• _DIRECTION_
Copy out each line in the material below that has the word "text".

• _DATA SECTION_
━━━━━━━━━━

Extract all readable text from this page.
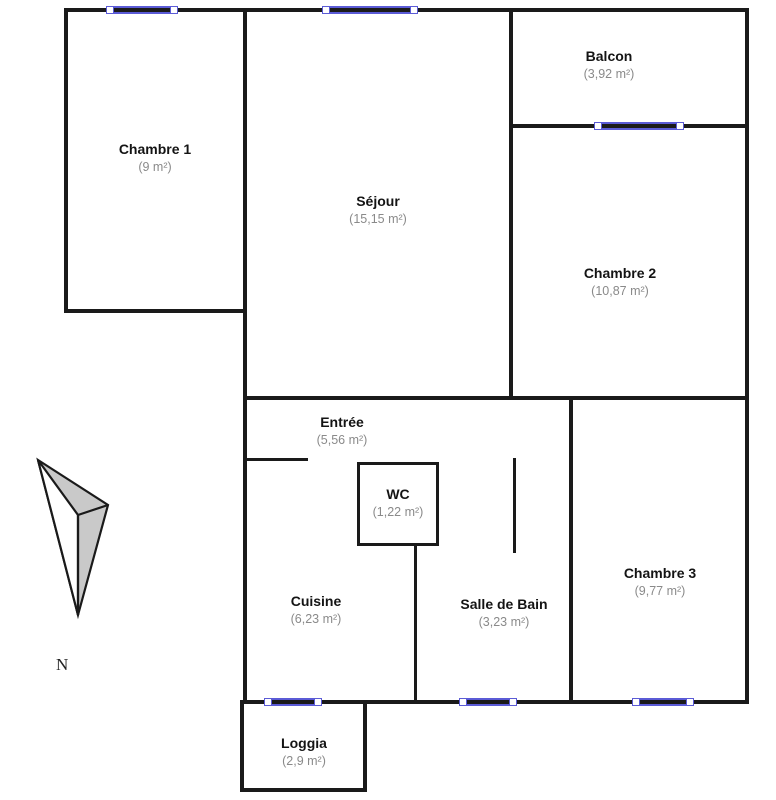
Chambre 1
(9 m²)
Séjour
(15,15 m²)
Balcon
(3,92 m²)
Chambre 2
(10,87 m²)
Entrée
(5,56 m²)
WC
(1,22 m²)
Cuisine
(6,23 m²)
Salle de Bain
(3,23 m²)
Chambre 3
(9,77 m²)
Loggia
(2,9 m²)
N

━━━━━━━━━━

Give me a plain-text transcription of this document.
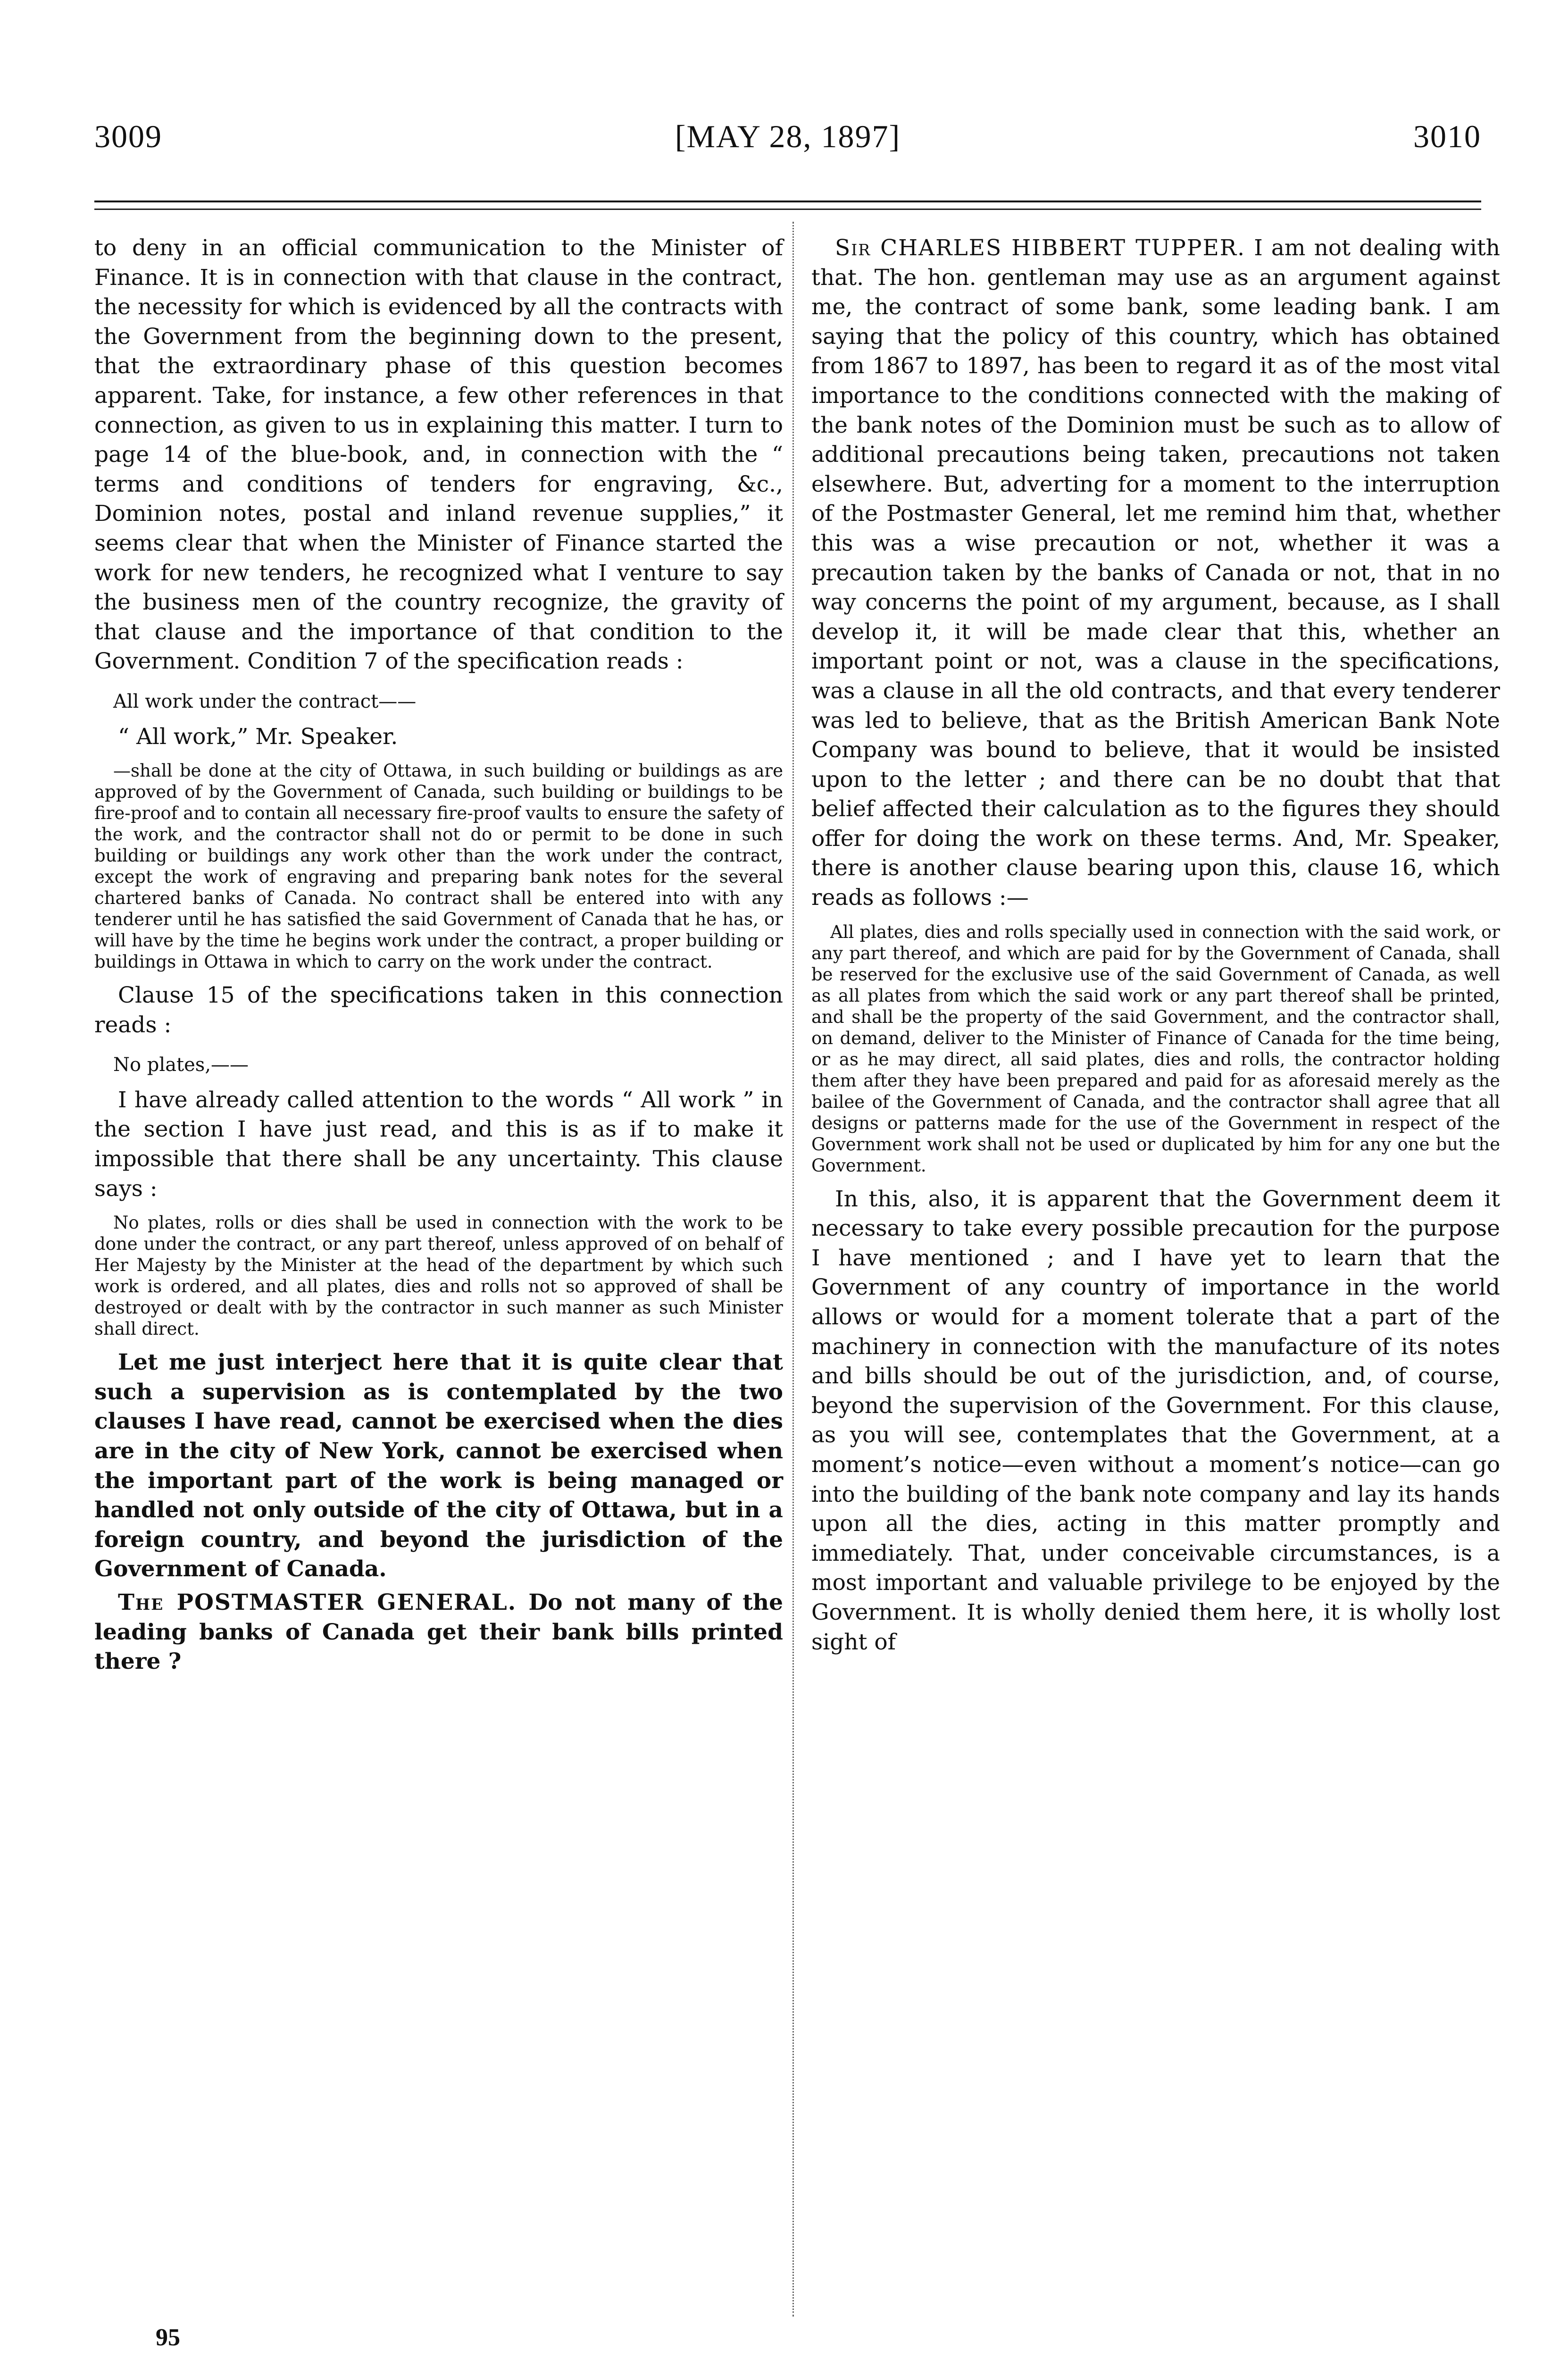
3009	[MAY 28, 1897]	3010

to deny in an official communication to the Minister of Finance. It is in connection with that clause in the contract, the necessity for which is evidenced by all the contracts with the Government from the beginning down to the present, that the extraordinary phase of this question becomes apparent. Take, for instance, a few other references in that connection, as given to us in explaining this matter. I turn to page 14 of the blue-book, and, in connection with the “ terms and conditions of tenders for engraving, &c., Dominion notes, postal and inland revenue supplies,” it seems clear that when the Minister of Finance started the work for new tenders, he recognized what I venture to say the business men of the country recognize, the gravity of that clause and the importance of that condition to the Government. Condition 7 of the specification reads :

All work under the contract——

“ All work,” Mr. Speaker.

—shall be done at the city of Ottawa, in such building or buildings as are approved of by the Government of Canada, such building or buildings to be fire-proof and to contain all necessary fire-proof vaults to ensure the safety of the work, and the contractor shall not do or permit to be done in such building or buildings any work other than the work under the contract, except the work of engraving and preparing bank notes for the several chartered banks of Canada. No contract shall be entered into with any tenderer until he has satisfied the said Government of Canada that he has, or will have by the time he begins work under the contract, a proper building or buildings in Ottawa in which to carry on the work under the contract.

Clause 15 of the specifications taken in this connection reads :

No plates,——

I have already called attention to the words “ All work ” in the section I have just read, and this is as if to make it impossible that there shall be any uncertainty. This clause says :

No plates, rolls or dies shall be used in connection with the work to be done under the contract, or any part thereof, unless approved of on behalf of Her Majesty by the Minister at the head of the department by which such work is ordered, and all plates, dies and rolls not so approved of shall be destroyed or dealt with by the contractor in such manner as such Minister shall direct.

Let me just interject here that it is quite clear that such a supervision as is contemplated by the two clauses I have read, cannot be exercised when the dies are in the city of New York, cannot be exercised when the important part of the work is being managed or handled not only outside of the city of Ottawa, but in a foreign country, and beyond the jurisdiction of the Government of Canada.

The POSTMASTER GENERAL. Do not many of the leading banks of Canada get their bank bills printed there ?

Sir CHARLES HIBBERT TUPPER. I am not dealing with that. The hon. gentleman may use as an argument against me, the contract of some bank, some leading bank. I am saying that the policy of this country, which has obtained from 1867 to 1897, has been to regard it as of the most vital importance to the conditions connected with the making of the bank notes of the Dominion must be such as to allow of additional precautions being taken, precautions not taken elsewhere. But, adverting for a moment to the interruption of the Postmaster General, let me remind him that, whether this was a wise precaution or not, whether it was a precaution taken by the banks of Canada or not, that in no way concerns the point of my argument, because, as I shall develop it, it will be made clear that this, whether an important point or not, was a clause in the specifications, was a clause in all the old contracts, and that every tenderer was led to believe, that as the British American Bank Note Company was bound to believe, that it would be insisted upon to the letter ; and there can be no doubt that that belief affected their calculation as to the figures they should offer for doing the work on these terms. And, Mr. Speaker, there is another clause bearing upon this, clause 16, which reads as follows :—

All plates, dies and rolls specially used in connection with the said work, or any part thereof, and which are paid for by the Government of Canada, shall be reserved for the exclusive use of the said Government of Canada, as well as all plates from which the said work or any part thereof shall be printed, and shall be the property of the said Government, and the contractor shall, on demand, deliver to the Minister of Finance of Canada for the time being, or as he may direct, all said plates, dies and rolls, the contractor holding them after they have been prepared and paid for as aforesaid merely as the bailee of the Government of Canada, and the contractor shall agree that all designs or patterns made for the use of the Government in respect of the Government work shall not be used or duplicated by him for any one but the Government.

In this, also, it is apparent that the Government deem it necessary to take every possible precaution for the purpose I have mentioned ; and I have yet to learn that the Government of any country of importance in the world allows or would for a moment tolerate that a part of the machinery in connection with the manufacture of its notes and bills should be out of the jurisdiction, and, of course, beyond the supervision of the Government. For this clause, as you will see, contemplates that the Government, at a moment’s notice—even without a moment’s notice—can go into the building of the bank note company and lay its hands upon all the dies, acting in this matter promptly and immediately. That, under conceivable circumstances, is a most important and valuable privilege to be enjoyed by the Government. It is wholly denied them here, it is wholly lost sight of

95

━━━━━━━━━━

• _IN RESPONSE_
Extract all readable text from this page.
Give me a plain-text transcription of this document.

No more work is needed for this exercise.